Required action
Copy every line in the records below that contains the word "JSON".

Dataset rows about figures

● ● ●

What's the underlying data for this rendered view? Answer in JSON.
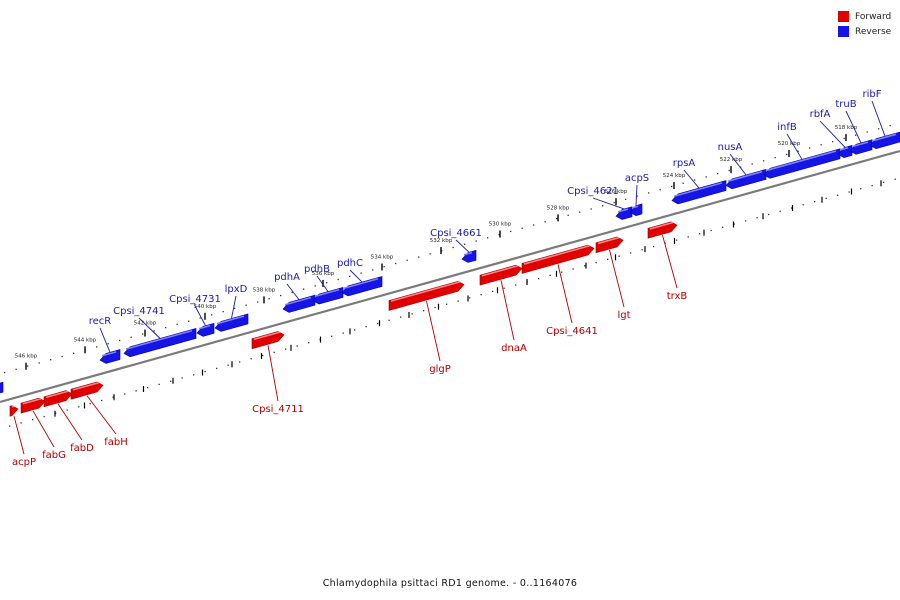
{
  "legend": {
    "forward_label": "Forward",
    "reverse_label": "Reverse",
    "forward_color": "#e00000",
    "reverse_color": "#1515e6"
  },
  "caption": "Chlamydophila psittaci RD1 genome. - 0..1164076",
  "colors": {
    "forward": "#e00000",
    "forward_top": "#ff8080",
    "forward_dark": "#a00000",
    "reverse": "#1515e6",
    "reverse_top": "#8080ff",
    "reverse_dark": "#0000a0",
    "backbone": "#7a7a7a",
    "label_forward": "#b00000",
    "label_reverse": "#1a1aa8"
  },
  "ticks": [
    "546 kbp",
    "544 kbp",
    "542 kbp",
    "540 kbp",
    "538 kbp",
    "536 kbp",
    "534 kbp",
    "532 kbp",
    "530 kbp",
    "528 kbp",
    "526 kbp",
    "524 kbp",
    "522 kbp",
    "520 kbp",
    "518 kbp"
  ],
  "reverse_genes": [
    "recR",
    "Cpsi_4741",
    "Cpsi_4731",
    "lpxD",
    "pdhA",
    "pdhB",
    "pdhC",
    "Cpsi_4661",
    "Cpsi_4621",
    "acpS",
    "rpsA",
    "nusA",
    "infB",
    "rbfA",
    "truB",
    "ribF"
  ],
  "forward_genes": [
    "acpP",
    "fabG",
    "fabD",
    "fabH",
    "Cpsi_4711",
    "glgP",
    "dnaA",
    "Cpsi_4641",
    "lgt",
    "trxB"
  ]
}
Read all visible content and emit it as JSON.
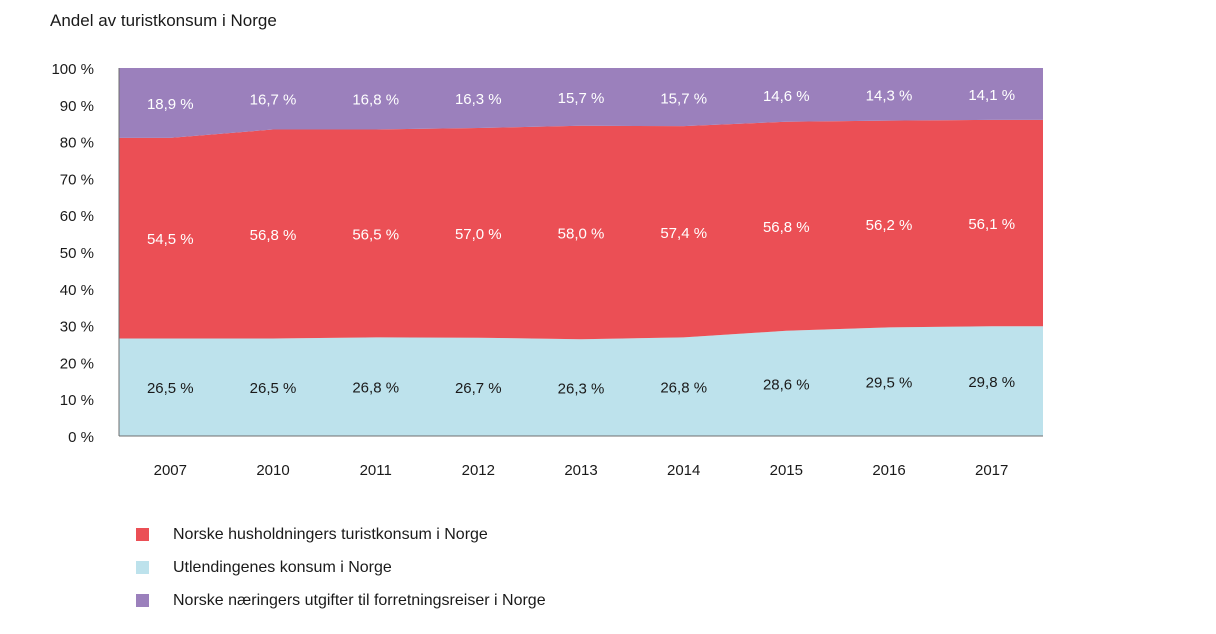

● ● ●

Solution to this exercise
What's the underlying data for this rendered view? Answer in JSON.
Read all visible content and emit it as JSON.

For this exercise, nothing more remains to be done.